**YOUR OBJECTIVE**. Locate the word "JSON" in the entries below, then gather every line that holds it.
##### RECORDED DATA
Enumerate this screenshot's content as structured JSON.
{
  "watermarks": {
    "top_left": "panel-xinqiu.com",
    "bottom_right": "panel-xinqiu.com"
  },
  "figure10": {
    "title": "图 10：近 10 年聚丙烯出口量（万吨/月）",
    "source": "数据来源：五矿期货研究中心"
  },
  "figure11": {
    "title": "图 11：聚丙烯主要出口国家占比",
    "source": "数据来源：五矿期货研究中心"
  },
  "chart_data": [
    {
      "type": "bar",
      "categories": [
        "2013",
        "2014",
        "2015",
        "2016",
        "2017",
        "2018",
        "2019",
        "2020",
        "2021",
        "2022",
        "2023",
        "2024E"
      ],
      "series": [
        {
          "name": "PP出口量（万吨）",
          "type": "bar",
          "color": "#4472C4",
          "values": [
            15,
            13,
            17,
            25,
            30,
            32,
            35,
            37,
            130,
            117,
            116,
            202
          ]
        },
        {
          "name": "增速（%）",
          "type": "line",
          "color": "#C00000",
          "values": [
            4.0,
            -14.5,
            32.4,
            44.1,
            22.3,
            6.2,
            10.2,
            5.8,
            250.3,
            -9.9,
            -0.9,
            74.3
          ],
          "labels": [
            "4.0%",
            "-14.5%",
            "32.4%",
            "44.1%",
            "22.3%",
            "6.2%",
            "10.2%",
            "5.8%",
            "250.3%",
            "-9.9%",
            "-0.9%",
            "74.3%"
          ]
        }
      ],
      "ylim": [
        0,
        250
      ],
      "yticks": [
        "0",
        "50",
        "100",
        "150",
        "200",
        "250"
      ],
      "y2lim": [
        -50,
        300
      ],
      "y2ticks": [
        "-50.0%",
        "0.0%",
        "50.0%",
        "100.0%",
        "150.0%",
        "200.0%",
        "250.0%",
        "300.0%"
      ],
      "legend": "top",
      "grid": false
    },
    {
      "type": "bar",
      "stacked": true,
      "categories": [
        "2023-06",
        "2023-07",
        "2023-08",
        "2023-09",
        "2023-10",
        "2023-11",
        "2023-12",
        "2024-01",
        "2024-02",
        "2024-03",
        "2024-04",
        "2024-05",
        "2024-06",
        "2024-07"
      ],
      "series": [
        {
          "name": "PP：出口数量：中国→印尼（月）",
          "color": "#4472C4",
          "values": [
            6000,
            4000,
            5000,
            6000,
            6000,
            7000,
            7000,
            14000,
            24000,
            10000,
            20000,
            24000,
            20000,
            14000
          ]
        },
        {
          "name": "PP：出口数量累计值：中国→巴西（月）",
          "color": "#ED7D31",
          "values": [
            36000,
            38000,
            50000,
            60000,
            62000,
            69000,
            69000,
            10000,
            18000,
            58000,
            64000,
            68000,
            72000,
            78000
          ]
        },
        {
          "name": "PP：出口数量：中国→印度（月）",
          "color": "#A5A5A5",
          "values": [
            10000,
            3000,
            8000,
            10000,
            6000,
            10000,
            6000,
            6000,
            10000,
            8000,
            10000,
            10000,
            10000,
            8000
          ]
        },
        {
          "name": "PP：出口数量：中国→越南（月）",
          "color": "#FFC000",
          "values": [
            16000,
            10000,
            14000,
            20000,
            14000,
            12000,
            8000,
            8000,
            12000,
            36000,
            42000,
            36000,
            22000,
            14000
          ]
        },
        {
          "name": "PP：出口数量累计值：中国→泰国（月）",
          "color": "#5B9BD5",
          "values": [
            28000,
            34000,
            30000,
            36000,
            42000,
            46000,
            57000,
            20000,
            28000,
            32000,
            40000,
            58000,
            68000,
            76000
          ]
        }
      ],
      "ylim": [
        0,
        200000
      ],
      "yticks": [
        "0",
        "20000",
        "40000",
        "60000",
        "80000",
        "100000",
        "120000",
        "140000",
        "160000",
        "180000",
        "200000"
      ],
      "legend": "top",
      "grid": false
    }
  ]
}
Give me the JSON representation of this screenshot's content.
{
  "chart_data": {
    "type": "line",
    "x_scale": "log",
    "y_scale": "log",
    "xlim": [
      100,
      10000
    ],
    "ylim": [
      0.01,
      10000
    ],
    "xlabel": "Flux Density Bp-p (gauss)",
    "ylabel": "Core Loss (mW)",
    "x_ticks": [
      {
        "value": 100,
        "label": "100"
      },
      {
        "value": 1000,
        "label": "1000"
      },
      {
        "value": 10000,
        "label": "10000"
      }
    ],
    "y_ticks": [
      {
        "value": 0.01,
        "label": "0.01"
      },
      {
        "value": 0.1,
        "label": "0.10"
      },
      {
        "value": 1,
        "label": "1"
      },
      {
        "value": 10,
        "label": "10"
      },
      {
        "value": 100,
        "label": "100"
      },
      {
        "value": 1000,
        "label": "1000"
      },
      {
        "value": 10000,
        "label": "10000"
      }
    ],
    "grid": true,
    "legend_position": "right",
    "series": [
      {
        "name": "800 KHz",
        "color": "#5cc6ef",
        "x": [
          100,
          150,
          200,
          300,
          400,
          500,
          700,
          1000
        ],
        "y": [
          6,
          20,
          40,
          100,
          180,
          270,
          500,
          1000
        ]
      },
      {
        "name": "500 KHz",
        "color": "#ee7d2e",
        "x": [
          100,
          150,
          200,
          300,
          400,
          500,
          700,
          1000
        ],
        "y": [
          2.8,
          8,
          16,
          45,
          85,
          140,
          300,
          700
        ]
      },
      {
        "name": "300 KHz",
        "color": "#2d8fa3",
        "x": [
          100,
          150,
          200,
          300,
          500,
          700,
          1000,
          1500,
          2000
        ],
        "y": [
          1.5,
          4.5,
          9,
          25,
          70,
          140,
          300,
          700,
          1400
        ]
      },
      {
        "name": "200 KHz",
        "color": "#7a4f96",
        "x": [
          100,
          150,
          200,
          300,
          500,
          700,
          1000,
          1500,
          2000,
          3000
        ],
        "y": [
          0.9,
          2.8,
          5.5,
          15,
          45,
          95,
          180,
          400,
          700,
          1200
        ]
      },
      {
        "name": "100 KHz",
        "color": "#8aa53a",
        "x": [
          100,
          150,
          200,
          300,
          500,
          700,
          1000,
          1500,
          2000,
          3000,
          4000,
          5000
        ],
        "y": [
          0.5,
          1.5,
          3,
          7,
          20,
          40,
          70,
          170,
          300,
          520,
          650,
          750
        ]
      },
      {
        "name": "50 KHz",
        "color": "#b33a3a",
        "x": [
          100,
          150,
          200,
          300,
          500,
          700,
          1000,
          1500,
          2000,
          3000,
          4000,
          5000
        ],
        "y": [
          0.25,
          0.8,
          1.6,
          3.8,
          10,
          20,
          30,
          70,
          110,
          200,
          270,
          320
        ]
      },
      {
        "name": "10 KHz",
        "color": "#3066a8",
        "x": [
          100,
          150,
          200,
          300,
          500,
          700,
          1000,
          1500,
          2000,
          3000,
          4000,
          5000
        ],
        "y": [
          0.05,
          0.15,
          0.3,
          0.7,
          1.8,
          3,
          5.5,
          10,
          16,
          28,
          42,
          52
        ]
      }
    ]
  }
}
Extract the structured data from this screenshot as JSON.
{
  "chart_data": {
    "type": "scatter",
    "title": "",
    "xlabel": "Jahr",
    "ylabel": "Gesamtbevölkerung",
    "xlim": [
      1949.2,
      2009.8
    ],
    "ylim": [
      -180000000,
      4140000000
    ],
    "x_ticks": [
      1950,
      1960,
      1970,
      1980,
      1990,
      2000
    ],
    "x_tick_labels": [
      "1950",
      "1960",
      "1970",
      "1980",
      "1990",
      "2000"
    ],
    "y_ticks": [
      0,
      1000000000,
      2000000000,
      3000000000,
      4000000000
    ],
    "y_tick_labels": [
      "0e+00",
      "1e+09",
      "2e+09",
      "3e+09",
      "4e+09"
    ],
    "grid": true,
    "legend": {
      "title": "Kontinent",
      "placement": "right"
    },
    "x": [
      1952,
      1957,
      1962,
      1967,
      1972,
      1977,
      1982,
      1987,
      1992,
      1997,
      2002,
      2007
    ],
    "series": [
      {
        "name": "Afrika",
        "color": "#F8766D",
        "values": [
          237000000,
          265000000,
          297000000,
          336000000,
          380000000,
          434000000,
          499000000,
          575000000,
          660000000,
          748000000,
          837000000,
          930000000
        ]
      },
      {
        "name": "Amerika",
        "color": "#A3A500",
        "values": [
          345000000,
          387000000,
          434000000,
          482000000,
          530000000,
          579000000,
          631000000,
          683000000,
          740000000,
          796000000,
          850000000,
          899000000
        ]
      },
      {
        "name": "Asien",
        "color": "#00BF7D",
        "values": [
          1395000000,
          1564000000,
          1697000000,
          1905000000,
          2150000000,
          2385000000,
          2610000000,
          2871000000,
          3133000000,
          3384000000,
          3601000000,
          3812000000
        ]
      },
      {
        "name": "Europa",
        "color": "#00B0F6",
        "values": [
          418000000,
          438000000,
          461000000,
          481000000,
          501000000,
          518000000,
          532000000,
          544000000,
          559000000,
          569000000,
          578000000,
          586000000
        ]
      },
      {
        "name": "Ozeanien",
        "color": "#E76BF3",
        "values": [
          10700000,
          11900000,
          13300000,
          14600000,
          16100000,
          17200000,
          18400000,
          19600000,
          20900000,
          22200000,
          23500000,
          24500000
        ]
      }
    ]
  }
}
##########
**FINAL RESULT**.
Enumerate this screenshot's content as structured JSON.
Give me the JSON representation of this screenshot's content.
Extract the structured data from this screenshot as JSON.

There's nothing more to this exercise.